_SET PROBLEM_. Report how many lines of the entries below contain the word "Points", and nothing more.

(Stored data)

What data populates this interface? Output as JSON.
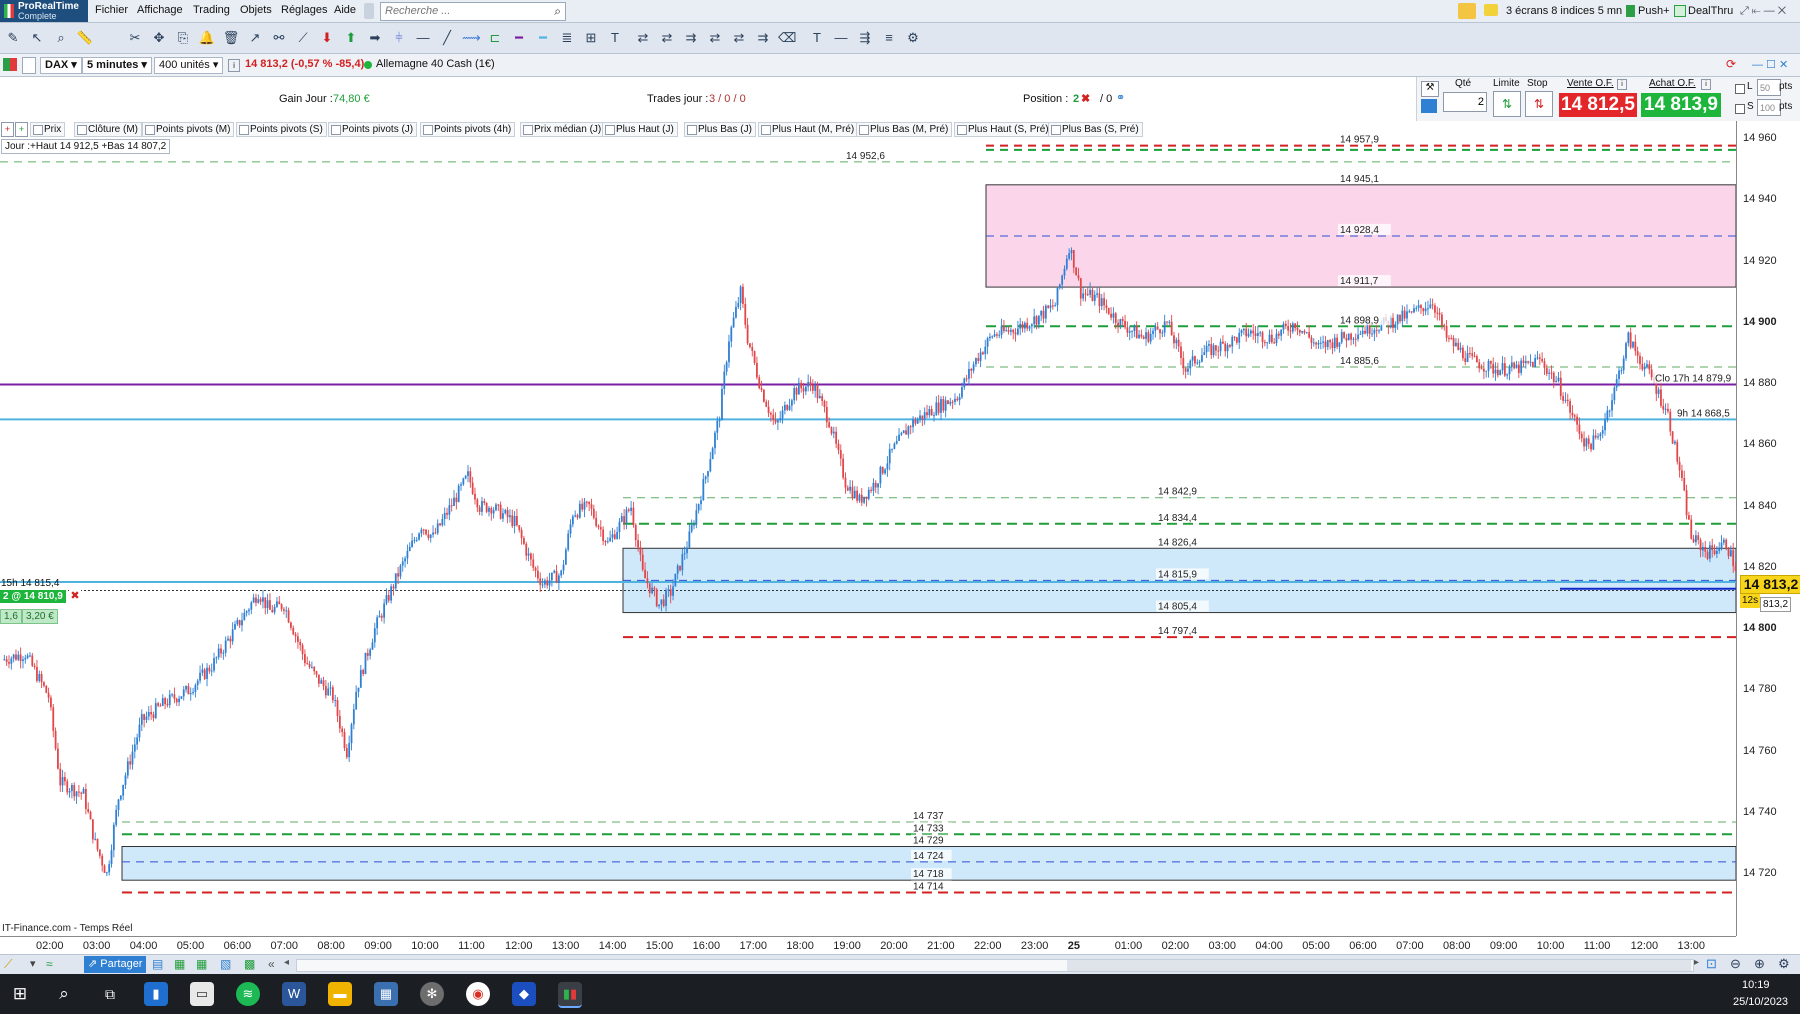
{
  "app": {
    "name": "ProRealTime",
    "edition": "Complete"
  },
  "menu": {
    "items": [
      "Fichier",
      "Affichage",
      "Trading",
      "Objets",
      "Réglages",
      "Aide"
    ]
  },
  "search": {
    "placeholder": "Recherche ..."
  },
  "top_right": {
    "layout": "3 écrans 8 indices 5 mn",
    "push": "Push+",
    "dealthru": "DealThru"
  },
  "instrument": {
    "symbol": "DAX",
    "interval": "5 minutes",
    "units": "400 unités",
    "quote": "14 813,2 (-0,57 % -85,4)",
    "market": "Allemagne 40 Cash (1€)"
  },
  "stats": {
    "gain_label": "Gain Jour :",
    "gain_value": "74,80 €",
    "trades_label": "Trades jour :",
    "trades_value": "3 / 0 / 0",
    "position_label": "Position :",
    "position_value": "2",
    "position_value2": "/ 0"
  },
  "trade_panel": {
    "qty_label": "Qté",
    "qty_value": "2",
    "limit_label": "Limite",
    "stop_label": "Stop",
    "sell_label": "Vente O.F.",
    "buy_label": "Achat O.F.",
    "sell_price": "14 812,5",
    "buy_price": "14 813,9",
    "l_label": "L",
    "l_value": "50",
    "s_label": "S",
    "s_value": "100",
    "pts": "pts"
  },
  "legend": [
    "Prix",
    "Clôture (M)",
    "Points pivots (M)",
    "Points pivots (S)",
    "Points pivots (J)",
    "Points pivots (4h)",
    "Prix médian (J)",
    "Plus Haut (J)",
    "Plus Bas (J)",
    "Plus Haut (M, Pré)",
    "Plus Bas (M, Pré)",
    "Plus Haut (S, Pré)",
    "Plus Bas (S, Pré)"
  ],
  "day_info": "Jour :+Haut 14 912,5 +Bas 14 807,2",
  "position_row": {
    "label": "15h 14 815,4",
    "badge": "2 @ 14 810,9",
    "gain_a": "1,6",
    "gain_b": "3,20 €"
  },
  "colors": {
    "up": "#2f7fd3",
    "down": "#e0464a",
    "pink_zone": "#fbd6ea",
    "blue_zone": "#cfe9fb",
    "purple": "#7b1fa2",
    "cyan": "#4fb3e0",
    "green": "#1f9d3a",
    "red": "#d32020",
    "sell": "#e3262a",
    "buy": "#1db53c"
  },
  "chart_data": {
    "type": "candlestick",
    "ylim": [
      14705,
      14963
    ],
    "yticks": [
      14720,
      14740,
      14760,
      14780,
      14800,
      14820,
      14840,
      14860,
      14880,
      14900,
      14920,
      14940,
      14960
    ],
    "ytick_labels": [
      "14 720",
      "14 740",
      "14 760",
      "14 780",
      "14 800",
      "14 820",
      "14 840",
      "14 860",
      "14 880",
      "14 900",
      "14 920",
      "14 940",
      "14 960"
    ],
    "xticks": [
      "02:00",
      "03:00",
      "04:00",
      "05:00",
      "06:00",
      "07:00",
      "08:00",
      "09:00",
      "10:00",
      "11:00",
      "12:00",
      "13:00",
      "14:00",
      "15:00",
      "16:00",
      "17:00",
      "18:00",
      "19:00",
      "20:00",
      "21:00",
      "22:00",
      "23:00",
      "25",
      "01:00",
      "02:00",
      "03:00",
      "04:00",
      "05:00",
      "06:00",
      "07:00",
      "08:00",
      "09:00",
      "10:00",
      "11:00",
      "12:00",
      "13:00"
    ],
    "path": [
      [
        0,
        14790
      ],
      [
        10,
        14792
      ],
      [
        20,
        14778
      ],
      [
        25,
        14750
      ],
      [
        35,
        14746
      ],
      [
        40,
        14730
      ],
      [
        45,
        14720
      ],
      [
        50,
        14745
      ],
      [
        60,
        14770
      ],
      [
        70,
        14776
      ],
      [
        80,
        14780
      ],
      [
        90,
        14788
      ],
      [
        100,
        14800
      ],
      [
        110,
        14812
      ],
      [
        115,
        14806
      ],
      [
        121,
        14808
      ],
      [
        130,
        14790
      ],
      [
        135,
        14784
      ],
      [
        142,
        14778
      ],
      [
        148,
        14760
      ],
      [
        152,
        14780
      ],
      [
        160,
        14800
      ],
      [
        170,
        14818
      ],
      [
        180,
        14834
      ],
      [
        185,
        14830
      ],
      [
        200,
        14850
      ],
      [
        205,
        14840
      ],
      [
        210,
        14840
      ],
      [
        220,
        14835
      ],
      [
        228,
        14820
      ],
      [
        232,
        14815
      ],
      [
        240,
        14818
      ],
      [
        245,
        14838
      ],
      [
        252,
        14840
      ],
      [
        260,
        14828
      ],
      [
        270,
        14840
      ],
      [
        275,
        14818
      ],
      [
        282,
        14808
      ],
      [
        287,
        14812
      ],
      [
        295,
        14830
      ],
      [
        302,
        14850
      ],
      [
        308,
        14870
      ],
      [
        312,
        14895
      ],
      [
        317,
        14910
      ],
      [
        320,
        14895
      ],
      [
        326,
        14878
      ],
      [
        332,
        14866
      ],
      [
        340,
        14878
      ],
      [
        348,
        14880
      ],
      [
        355,
        14868
      ],
      [
        362,
        14848
      ],
      [
        368,
        14842
      ],
      [
        375,
        14848
      ],
      [
        382,
        14858
      ],
      [
        390,
        14867
      ],
      [
        400,
        14872
      ],
      [
        410,
        14876
      ],
      [
        418,
        14888
      ],
      [
        425,
        14896
      ],
      [
        435,
        14898
      ],
      [
        445,
        14902
      ],
      [
        452,
        14906
      ],
      [
        458,
        14925
      ],
      [
        460,
        14920
      ],
      [
        463,
        14910
      ],
      [
        470,
        14908
      ],
      [
        480,
        14900
      ],
      [
        490,
        14895
      ],
      [
        500,
        14900
      ],
      [
        508,
        14885
      ],
      [
        515,
        14890
      ],
      [
        525,
        14893
      ],
      [
        535,
        14897
      ],
      [
        545,
        14895
      ],
      [
        555,
        14900
      ],
      [
        565,
        14892
      ],
      [
        575,
        14895
      ],
      [
        585,
        14898
      ],
      [
        595,
        14900
      ],
      [
        605,
        14903
      ],
      [
        614,
        14907
      ],
      [
        620,
        14895
      ],
      [
        630,
        14888
      ],
      [
        640,
        14885
      ],
      [
        650,
        14885
      ],
      [
        660,
        14888
      ],
      [
        668,
        14880
      ],
      [
        675,
        14868
      ],
      [
        680,
        14860
      ],
      [
        685,
        14862
      ],
      [
        692,
        14878
      ],
      [
        698,
        14895
      ],
      [
        703,
        14888
      ],
      [
        708,
        14882
      ],
      [
        715,
        14870
      ],
      [
        720,
        14852
      ],
      [
        725,
        14830
      ],
      [
        732,
        14825
      ],
      [
        740,
        14828
      ],
      [
        745,
        14818
      ]
    ],
    "annotations": [
      "14 957,9",
      "14 952,6",
      "14 945,1",
      "14 928,4",
      "14 911,7",
      "14 898,9",
      "14 885,6",
      "14 842,9",
      "14 834,4",
      "14 826,4",
      "14 815,9",
      "14 805,4",
      "14 797,4",
      "14 737",
      "14 733",
      "14 729",
      "14 724",
      "14 718",
      "14 714",
      "Clo 17h 14 879,9",
      "9h 14 868,5"
    ],
    "current_price": "14 813,2",
    "timer": "12s",
    "tag_small": "813,2",
    "source": "IT-Finance.com - Temps Réel"
  },
  "bottom": {
    "share": "Partager"
  },
  "taskbar": {
    "time": "10:19",
    "date": "25/10/2023"
  }
}
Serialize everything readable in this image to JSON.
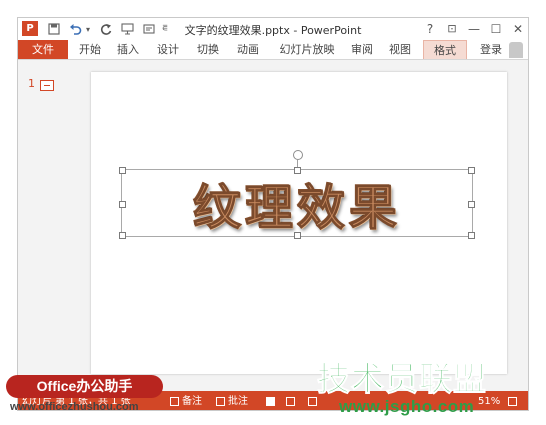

_TASK RESPONSE_. 4